Extracted records:
[start]
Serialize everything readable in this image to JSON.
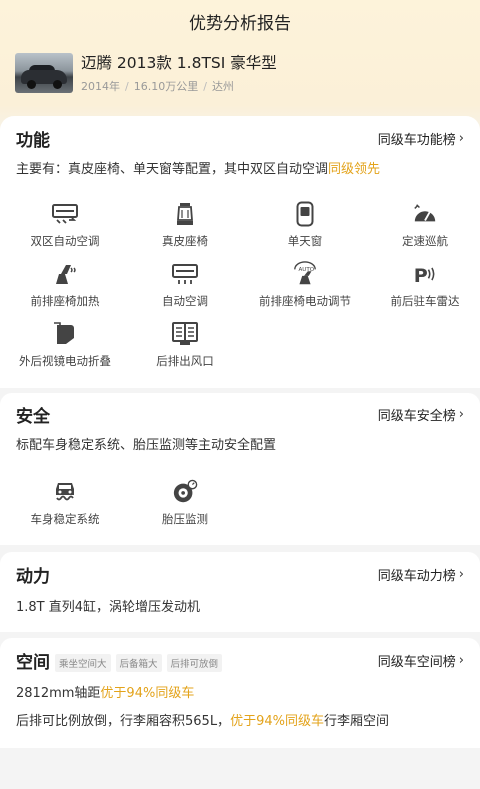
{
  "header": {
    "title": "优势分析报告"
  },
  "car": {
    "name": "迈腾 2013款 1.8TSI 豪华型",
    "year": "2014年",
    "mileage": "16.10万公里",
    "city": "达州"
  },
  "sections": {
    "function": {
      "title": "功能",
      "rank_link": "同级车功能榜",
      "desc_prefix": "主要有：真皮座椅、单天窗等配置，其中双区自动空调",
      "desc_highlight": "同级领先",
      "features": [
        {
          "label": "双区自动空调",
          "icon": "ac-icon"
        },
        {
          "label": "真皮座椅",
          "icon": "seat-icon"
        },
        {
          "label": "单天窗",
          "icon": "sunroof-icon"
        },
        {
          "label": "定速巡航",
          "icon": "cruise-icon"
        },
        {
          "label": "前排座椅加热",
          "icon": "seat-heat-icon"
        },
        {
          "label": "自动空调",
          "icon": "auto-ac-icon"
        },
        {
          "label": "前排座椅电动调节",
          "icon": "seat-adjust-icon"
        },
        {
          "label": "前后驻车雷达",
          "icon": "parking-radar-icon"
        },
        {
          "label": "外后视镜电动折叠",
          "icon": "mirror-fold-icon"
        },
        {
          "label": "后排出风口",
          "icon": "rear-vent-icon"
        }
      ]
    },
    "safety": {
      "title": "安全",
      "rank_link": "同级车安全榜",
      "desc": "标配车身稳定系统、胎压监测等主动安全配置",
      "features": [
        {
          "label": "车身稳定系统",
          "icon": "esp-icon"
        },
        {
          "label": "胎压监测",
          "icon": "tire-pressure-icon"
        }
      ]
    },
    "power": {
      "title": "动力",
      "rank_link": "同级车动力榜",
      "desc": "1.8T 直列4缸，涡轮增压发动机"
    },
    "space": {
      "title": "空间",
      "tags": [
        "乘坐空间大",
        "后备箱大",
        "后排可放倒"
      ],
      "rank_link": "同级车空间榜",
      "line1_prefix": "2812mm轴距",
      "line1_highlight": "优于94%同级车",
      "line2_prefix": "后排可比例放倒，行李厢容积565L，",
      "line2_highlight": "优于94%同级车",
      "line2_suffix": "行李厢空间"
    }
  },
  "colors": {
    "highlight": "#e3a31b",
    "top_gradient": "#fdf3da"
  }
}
[end]
▸ Stated task
Search the lines for "seat". Copy each line that has it.

▸ Output for this exercise
          "icon": "seat-icon"
          "icon": "seat-heat-icon"
          "icon": "seat-adjust-icon"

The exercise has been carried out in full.